* _What you are asked to do_
Copy the entries below word for word, omitting the pictures.

* _Task material_
□ □ □ □ □ □ □
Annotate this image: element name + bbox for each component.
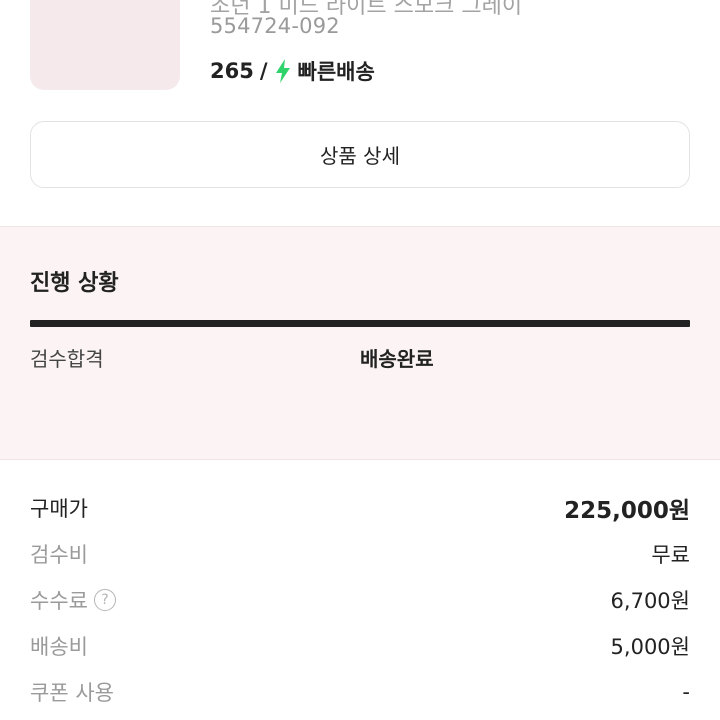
product-summary: 조던 1 미드 라이트 스모크 그레이 554724-092 265 / 빠른배… [0,0,720,110]
price-row-coupon: 쿠폰 사용 - [30,676,690,708]
fast-shipping-badge: 빠른배송 [297,60,375,84]
price-value: 5,000원 [610,635,690,659]
product-size: 265 [210,59,254,83]
price-row-commission: 수수료 ? 6,700원 [30,584,690,616]
step-delivered: 배송완료 [360,347,434,371]
price-row-shipping-fee: 배송비 5,000원 [30,630,690,662]
price-label-wrapper: 수수료 ? [30,585,116,615]
progress-bar [30,320,690,327]
progress-title: 진행 상황 [30,271,119,296]
price-value: 225,000원 [564,498,690,524]
step-inspection-passed: 검수합격 [30,347,104,371]
price-label: 배송비 [30,635,88,659]
lightning-icon [275,59,290,83]
product-model-number: 554724-092 [210,14,340,38]
price-row-purchase: 구매가 225,000원 [30,492,690,524]
price-label: 쿠폰 사용 [30,681,114,705]
price-value: 무료 [651,543,690,567]
product-detail-button[interactable]: 상품 상세 [30,121,690,188]
price-value: - [682,680,690,704]
price-label: 구매가 [30,497,88,521]
separator: / [259,59,268,83]
product-thumbnail[interactable] [30,0,180,90]
price-label: 수수료 [30,589,88,613]
size-shipping-line: 265 / 빠른배송 [210,56,375,86]
price-label: 검수비 [30,543,88,567]
price-value: 6,700원 [610,589,690,613]
help-icon[interactable]: ? [93,589,116,611]
price-row-inspection-fee: 검수비 무료 [30,538,690,570]
progress-section: 진행 상황 검수합격 배송완료 [0,226,720,460]
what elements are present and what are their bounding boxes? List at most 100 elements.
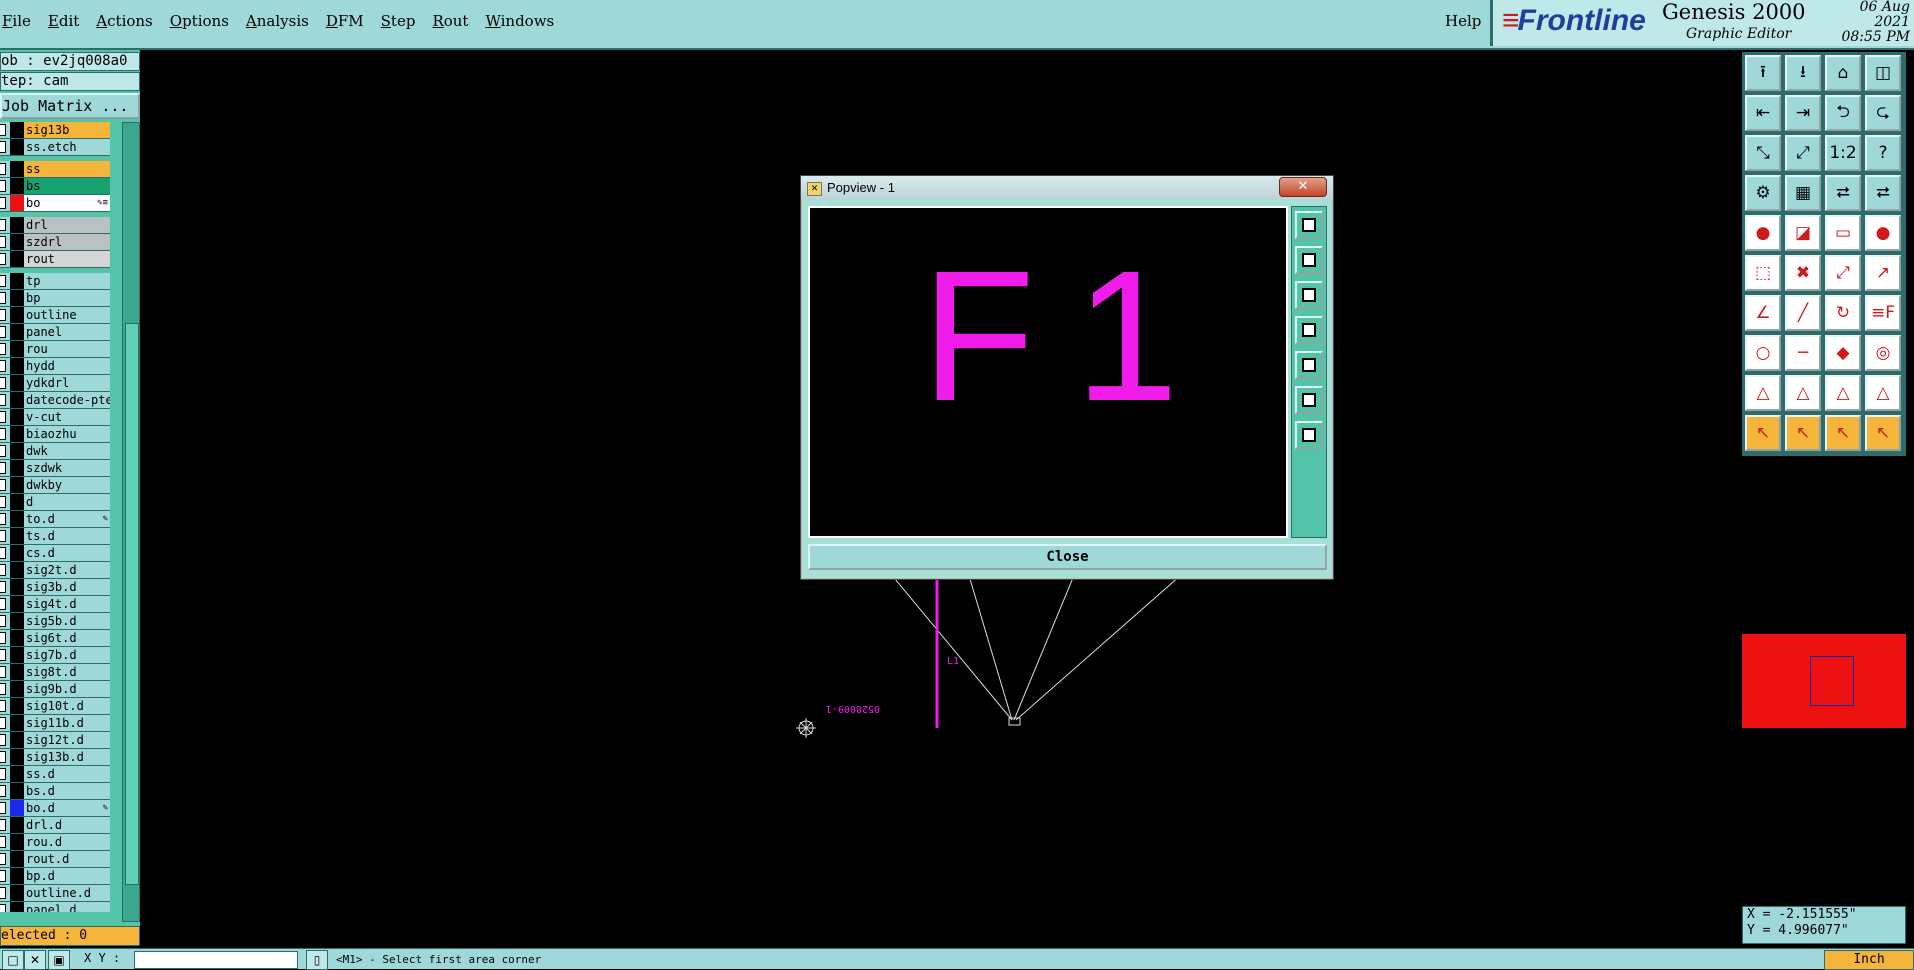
□ □ □ □ □ □ □
* _Exercise answer_
Annotate this image: element name + bbox for each component.
product-summary: 조던 1 미드 라이트 스모크 그레이 554724-092 265 / 빠른배… [0,0,720,110]
price-row-coupon: 쿠폰 사용 - [30,676,690,708]
fast-shipping-badge: 빠른배송 [297,60,375,84]
price-value: 5,000원 [610,635,690,659]
product-size: 265 [210,59,254,83]
price-row-commission: 수수료 ? 6,700원 [30,584,690,616]
step-delivered: 배송완료 [360,347,434,371]
price-row-shipping-fee: 배송비 5,000원 [30,630,690,662]
price-label-wrapper: 수수료 ? [30,585,116,615]
progress-bar [30,320,690,327]
progress-title: 진행 상황 [30,271,119,296]
price-value: 225,000원 [564,498,690,524]
step-inspection-passed: 검수합격 [30,347,104,371]
price-label: 배송비 [30,635,88,659]
lightning-icon [275,59,290,83]
product-model-number: 554724-092 [210,14,340,38]
price-row-purchase: 구매가 225,000원 [30,492,690,524]
price-label: 쿠폰 사용 [30,681,114,705]
price-value: 무료 [651,543,690,567]
product-detail-button[interactable]: 상품 상세 [30,121,690,188]
price-value: - [682,680,690,704]
price-label: 구매가 [30,497,88,521]
separator: / [259,59,268,83]
product-thumbnail[interactable] [30,0,180,90]
price-label: 수수료 [30,589,88,613]
size-shipping-line: 265 / 빠른배송 [210,56,375,86]
price-label: 검수비 [30,543,88,567]
price-value: 6,700원 [610,589,690,613]
help-icon[interactable]: ? [93,589,116,611]
price-row-inspection-fee: 검수비 무료 [30,538,690,570]
progress-section: 진행 상황 검수합격 배송완료 [0,226,720,460]
what elements are present and what are their bounding boxes? List at most 100 elements.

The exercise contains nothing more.